> Problem details:
Each entry below is to be written out exactly, and the pictures are to be left out.

[Collected data entries]
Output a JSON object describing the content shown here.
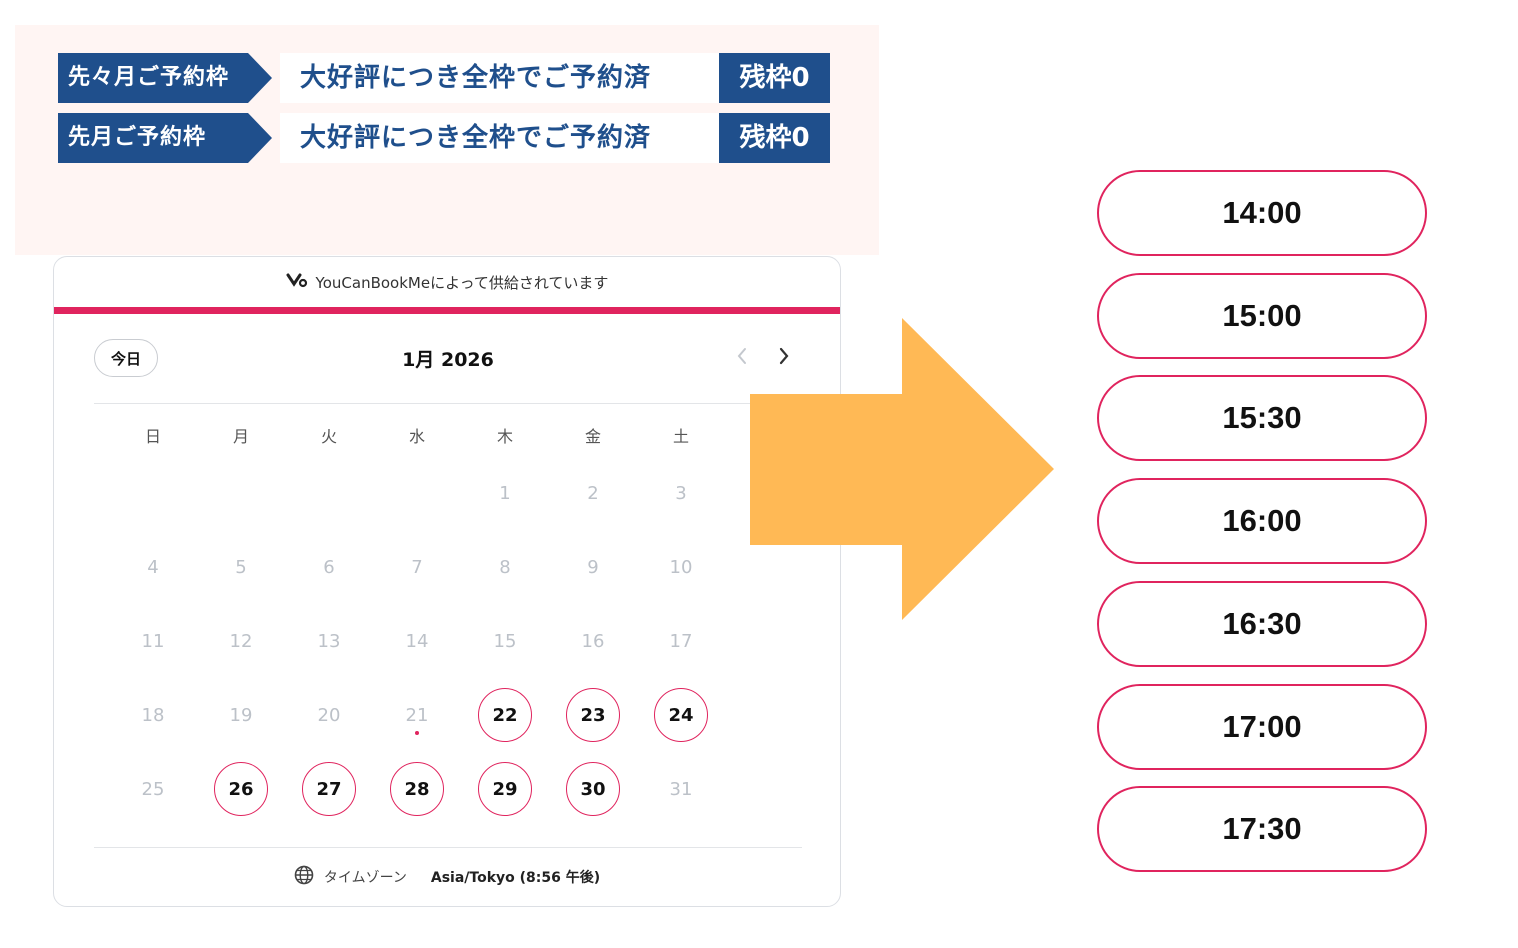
{
  "notice": {
    "rows": [
      {
        "period": "先々月ご予約枠",
        "message": "大好評につき全枠でご予約済",
        "remaining": "残枠0"
      },
      {
        "period": "先月ご予約枠",
        "message": "大好評につき全枠でご予約済",
        "remaining": "残枠0"
      }
    ],
    "colors": {
      "navy": "#1f4f8c",
      "background": "#fff5f3"
    }
  },
  "calendar": {
    "powered_by": "YouCanBookMeによって供給されています",
    "today_label": "今日",
    "month_label": "1月 2026",
    "weekdays": [
      "日",
      "月",
      "火",
      "水",
      "木",
      "金",
      "土"
    ],
    "weeks": [
      [
        "",
        "",
        "",
        "",
        "1",
        "2",
        "3"
      ],
      [
        "4",
        "5",
        "6",
        "7",
        "8",
        "9",
        "10"
      ],
      [
        "11",
        "12",
        "13",
        "14",
        "15",
        "16",
        "17"
      ],
      [
        "18",
        "19",
        "20",
        "21",
        "22",
        "23",
        "24"
      ],
      [
        "25",
        "26",
        "27",
        "28",
        "29",
        "30",
        "31"
      ]
    ],
    "available_days": [
      "22",
      "23",
      "24",
      "26",
      "27",
      "28",
      "29",
      "30"
    ],
    "current_day": "21",
    "timezone_label": "タイムゾーン",
    "timezone_value": "Asia/Tokyo (8:56 午後)",
    "accent_color": "#e0245e"
  },
  "arrow_color": "#ffb955",
  "time_slots": [
    "14:00",
    "15:00",
    "15:30",
    "16:00",
    "16:30",
    "17:00",
    "17:30"
  ]
}
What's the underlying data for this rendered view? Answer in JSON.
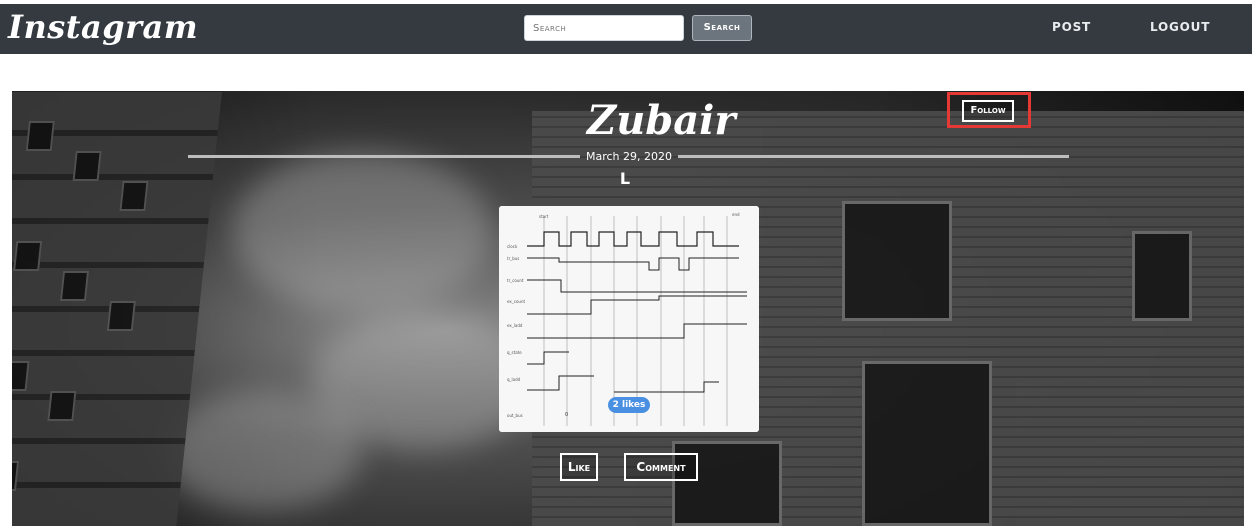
{
  "navbar": {
    "brand": "Instagram",
    "search": {
      "placeholder": "Search",
      "button_label": "Search"
    },
    "links": [
      "POST",
      "LOGOUT"
    ]
  },
  "post": {
    "username": "Zubair",
    "follow_label": "Follow",
    "date": "March 29, 2020",
    "caption": "L",
    "image_icon": "timing-diagram-image",
    "likes_label": "2 likes",
    "like_label": "Like",
    "comment_label": "Comment"
  },
  "colors": {
    "navbar": "#343a40",
    "likes_badge": "#4a90e2",
    "highlight": "#e53935"
  }
}
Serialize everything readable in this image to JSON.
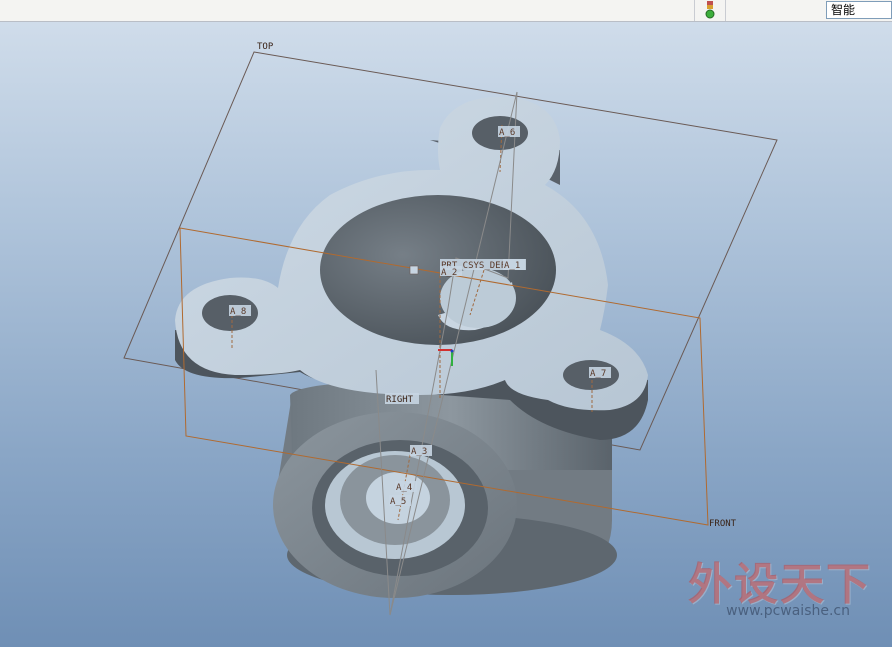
{
  "toolbar": {
    "filter_value": "智能"
  },
  "datum_planes": {
    "top": "TOP",
    "front": "FRONT",
    "right": "RIGHT"
  },
  "coordinate_system": "PRT_CSYS_DEF",
  "axes": {
    "a6": "A_6",
    "a8": "A_8",
    "a7": "A_7",
    "a2": "A_2",
    "a1": "A_1",
    "a3": "A_3",
    "a4": "A_4",
    "a5": "A_5"
  },
  "watermark": {
    "brand": "外设天下",
    "url": "www.pcwaishe.cn"
  },
  "colors": {
    "part_light": "#c3d2df",
    "part_mid": "#a3b2c0",
    "part_dark": "#4c545c",
    "datum": "#a07050"
  }
}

> Result:
Output a JSON object describing the content shown here.
{
  "notice": {
    "rows": [
      {
        "period": "先々月ご予約枠",
        "message": "大好評につき全枠でご予約済",
        "remaining": "残枠0"
      },
      {
        "period": "先月ご予約枠",
        "message": "大好評につき全枠でご予約済",
        "remaining": "残枠0"
      }
    ],
    "colors": {
      "navy": "#1f4f8c",
      "background": "#fff5f3"
    }
  },
  "calendar": {
    "powered_by": "YouCanBookMeによって供給されています",
    "today_label": "今日",
    "month_label": "1月 2026",
    "weekdays": [
      "日",
      "月",
      "火",
      "水",
      "木",
      "金",
      "土"
    ],
    "weeks": [
      [
        "",
        "",
        "",
        "",
        "1",
        "2",
        "3"
      ],
      [
        "4",
        "5",
        "6",
        "7",
        "8",
        "9",
        "10"
      ],
      [
        "11",
        "12",
        "13",
        "14",
        "15",
        "16",
        "17"
      ],
      [
        "18",
        "19",
        "20",
        "21",
        "22",
        "23",
        "24"
      ],
      [
        "25",
        "26",
        "27",
        "28",
        "29",
        "30",
        "31"
      ]
    ],
    "available_days": [
      "22",
      "23",
      "24",
      "26",
      "27",
      "28",
      "29",
      "30"
    ],
    "current_day": "21",
    "timezone_label": "タイムゾーン",
    "timezone_value": "Asia/Tokyo (8:56 午後)",
    "accent_color": "#e0245e"
  },
  "arrow_color": "#ffb955",
  "time_slots": [
    "14:00",
    "15:00",
    "15:30",
    "16:00",
    "16:30",
    "17:00",
    "17:30"
  ]
}
What's the underlying data for this rendered view? Answer in JSON.
{
  "navbar": {
    "brand": "Instagram",
    "search": {
      "placeholder": "Search",
      "button_label": "Search"
    },
    "links": [
      "POST",
      "LOGOUT"
    ]
  },
  "post": {
    "username": "Zubair",
    "follow_label": "Follow",
    "date": "March 29, 2020",
    "caption": "L",
    "image_icon": "timing-diagram-image",
    "likes_label": "2 likes",
    "like_label": "Like",
    "comment_label": "Comment"
  },
  "colors": {
    "navbar": "#343a40",
    "likes_badge": "#4a90e2",
    "highlight": "#e53935"
  }
}
Serialize everything readable in this image to JSON.
{
  "toolbar": {
    "filter_value": "智能"
  },
  "datum_planes": {
    "top": "TOP",
    "front": "FRONT",
    "right": "RIGHT"
  },
  "coordinate_system": "PRT_CSYS_DEF",
  "axes": {
    "a6": "A_6",
    "a8": "A_8",
    "a7": "A_7",
    "a2": "A_2",
    "a1": "A_1",
    "a3": "A_3",
    "a4": "A_4",
    "a5": "A_5"
  },
  "watermark": {
    "brand": "外设天下",
    "url": "www.pcwaishe.cn"
  },
  "colors": {
    "part_light": "#c3d2df",
    "part_mid": "#a3b2c0",
    "part_dark": "#4c545c",
    "datum": "#a07050"
  }
}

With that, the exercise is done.